▶ GIVEN EXERCISE: Write out every entry word for word.

▶ DATASET:
━━━━━━━━━━

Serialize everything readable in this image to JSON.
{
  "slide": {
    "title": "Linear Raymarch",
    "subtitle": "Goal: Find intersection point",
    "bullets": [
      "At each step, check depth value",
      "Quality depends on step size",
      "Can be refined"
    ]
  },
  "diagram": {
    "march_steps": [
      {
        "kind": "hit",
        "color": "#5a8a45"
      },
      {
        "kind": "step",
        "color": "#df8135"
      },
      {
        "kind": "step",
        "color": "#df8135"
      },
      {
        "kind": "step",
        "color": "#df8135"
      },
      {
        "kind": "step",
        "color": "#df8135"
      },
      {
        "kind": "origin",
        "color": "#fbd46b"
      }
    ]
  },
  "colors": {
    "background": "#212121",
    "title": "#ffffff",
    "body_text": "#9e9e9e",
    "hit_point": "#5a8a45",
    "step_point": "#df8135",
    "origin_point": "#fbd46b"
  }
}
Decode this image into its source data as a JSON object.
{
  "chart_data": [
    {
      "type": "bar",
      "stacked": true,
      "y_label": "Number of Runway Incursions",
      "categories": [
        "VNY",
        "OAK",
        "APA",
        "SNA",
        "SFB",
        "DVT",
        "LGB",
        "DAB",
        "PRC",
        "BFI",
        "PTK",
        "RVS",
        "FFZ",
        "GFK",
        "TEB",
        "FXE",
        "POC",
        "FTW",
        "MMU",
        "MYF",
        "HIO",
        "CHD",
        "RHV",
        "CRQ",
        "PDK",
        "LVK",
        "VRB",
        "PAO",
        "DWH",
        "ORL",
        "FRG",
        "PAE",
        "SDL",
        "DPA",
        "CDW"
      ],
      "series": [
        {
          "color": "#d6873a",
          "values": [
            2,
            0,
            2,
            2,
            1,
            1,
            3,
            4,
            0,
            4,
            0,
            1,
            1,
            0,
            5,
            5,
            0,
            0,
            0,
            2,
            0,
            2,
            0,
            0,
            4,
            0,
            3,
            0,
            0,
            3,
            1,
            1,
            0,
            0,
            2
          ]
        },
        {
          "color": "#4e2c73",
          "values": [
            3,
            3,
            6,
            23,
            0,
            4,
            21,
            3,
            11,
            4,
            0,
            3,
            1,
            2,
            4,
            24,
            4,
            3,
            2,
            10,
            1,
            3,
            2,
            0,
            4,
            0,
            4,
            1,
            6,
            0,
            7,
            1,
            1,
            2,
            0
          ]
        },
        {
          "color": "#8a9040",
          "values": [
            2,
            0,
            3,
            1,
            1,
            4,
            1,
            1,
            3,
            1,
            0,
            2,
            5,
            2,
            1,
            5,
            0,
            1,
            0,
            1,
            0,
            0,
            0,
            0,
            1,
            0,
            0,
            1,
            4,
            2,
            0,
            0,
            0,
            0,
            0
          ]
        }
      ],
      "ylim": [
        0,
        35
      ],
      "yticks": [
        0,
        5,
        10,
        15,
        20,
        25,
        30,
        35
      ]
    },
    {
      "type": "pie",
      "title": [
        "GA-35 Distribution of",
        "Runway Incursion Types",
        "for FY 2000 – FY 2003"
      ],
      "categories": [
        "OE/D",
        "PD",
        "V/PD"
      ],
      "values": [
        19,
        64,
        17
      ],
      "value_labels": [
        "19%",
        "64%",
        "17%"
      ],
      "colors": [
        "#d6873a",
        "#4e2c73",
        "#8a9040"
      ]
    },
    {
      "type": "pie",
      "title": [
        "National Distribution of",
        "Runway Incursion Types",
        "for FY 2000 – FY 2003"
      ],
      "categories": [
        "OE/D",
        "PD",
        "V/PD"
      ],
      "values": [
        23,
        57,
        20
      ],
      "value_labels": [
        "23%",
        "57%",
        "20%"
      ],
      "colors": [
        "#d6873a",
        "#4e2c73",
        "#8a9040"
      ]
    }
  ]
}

━━━━━━━━━━

▶ TASK RESPONSE:
Serialize everything readable in this image to JSON.
{
  "slide": {
    "title": "Linear Raymarch",
    "subtitle": "Goal: Find intersection point",
    "bullets": [
      "At each step, check depth value",
      "Quality depends on step size",
      "Can be refined"
    ]
  },
  "diagram": {
    "march_steps": [
      {
        "kind": "hit",
        "color": "#5a8a45"
      },
      {
        "kind": "step",
        "color": "#df8135"
      },
      {
        "kind": "step",
        "color": "#df8135"
      },
      {
        "kind": "step",
        "color": "#df8135"
      },
      {
        "kind": "step",
        "color": "#df8135"
      },
      {
        "kind": "origin",
        "color": "#fbd46b"
      }
    ]
  },
  "colors": {
    "background": "#212121",
    "title": "#ffffff",
    "body_text": "#9e9e9e",
    "hit_point": "#5a8a45",
    "step_point": "#df8135",
    "origin_point": "#fbd46b"
  }
}
Decode this image into its source data as a JSON object.
{
  "chart_data": [
    {
      "type": "bar",
      "stacked": true,
      "y_label": "Number of Runway Incursions",
      "categories": [
        "VNY",
        "OAK",
        "APA",
        "SNA",
        "SFB",
        "DVT",
        "LGB",
        "DAB",
        "PRC",
        "BFI",
        "PTK",
        "RVS",
        "FFZ",
        "GFK",
        "TEB",
        "FXE",
        "POC",
        "FTW",
        "MMU",
        "MYF",
        "HIO",
        "CHD",
        "RHV",
        "CRQ",
        "PDK",
        "LVK",
        "VRB",
        "PAO",
        "DWH",
        "ORL",
        "FRG",
        "PAE",
        "SDL",
        "DPA",
        "CDW"
      ],
      "series": [
        {
          "color": "#d6873a",
          "values": [
            2,
            0,
            2,
            2,
            1,
            1,
            3,
            4,
            0,
            4,
            0,
            1,
            1,
            0,
            5,
            5,
            0,
            0,
            0,
            2,
            0,
            2,
            0,
            0,
            4,
            0,
            3,
            0,
            0,
            3,
            1,
            1,
            0,
            0,
            2
          ]
        },
        {
          "color": "#4e2c73",
          "values": [
            3,
            3,
            6,
            23,
            0,
            4,
            21,
            3,
            11,
            4,
            0,
            3,
            1,
            2,
            4,
            24,
            4,
            3,
            2,
            10,
            1,
            3,
            2,
            0,
            4,
            0,
            4,
            1,
            6,
            0,
            7,
            1,
            1,
            2,
            0
          ]
        },
        {
          "color": "#8a9040",
          "values": [
            2,
            0,
            3,
            1,
            1,
            4,
            1,
            1,
            3,
            1,
            0,
            2,
            5,
            2,
            1,
            5,
            0,
            1,
            0,
            1,
            0,
            0,
            0,
            0,
            1,
            0,
            0,
            1,
            4,
            2,
            0,
            0,
            0,
            0,
            0
          ]
        }
      ],
      "ylim": [
        0,
        35
      ],
      "yticks": [
        0,
        5,
        10,
        15,
        20,
        25,
        30,
        35
      ]
    },
    {
      "type": "pie",
      "title": [
        "GA-35 Distribution of",
        "Runway Incursion Types",
        "for FY 2000 – FY 2003"
      ],
      "categories": [
        "OE/D",
        "PD",
        "V/PD"
      ],
      "values": [
        19,
        64,
        17
      ],
      "value_labels": [
        "19%",
        "64%",
        "17%"
      ],
      "colors": [
        "#d6873a",
        "#4e2c73",
        "#8a9040"
      ]
    },
    {
      "type": "pie",
      "title": [
        "National Distribution of",
        "Runway Incursion Types",
        "for FY 2000 – FY 2003"
      ],
      "categories": [
        "OE/D",
        "PD",
        "V/PD"
      ],
      "values": [
        23,
        57,
        20
      ],
      "value_labels": [
        "23%",
        "57%",
        "20%"
      ],
      "colors": [
        "#d6873a",
        "#4e2c73",
        "#8a9040"
      ]
    }
  ]
}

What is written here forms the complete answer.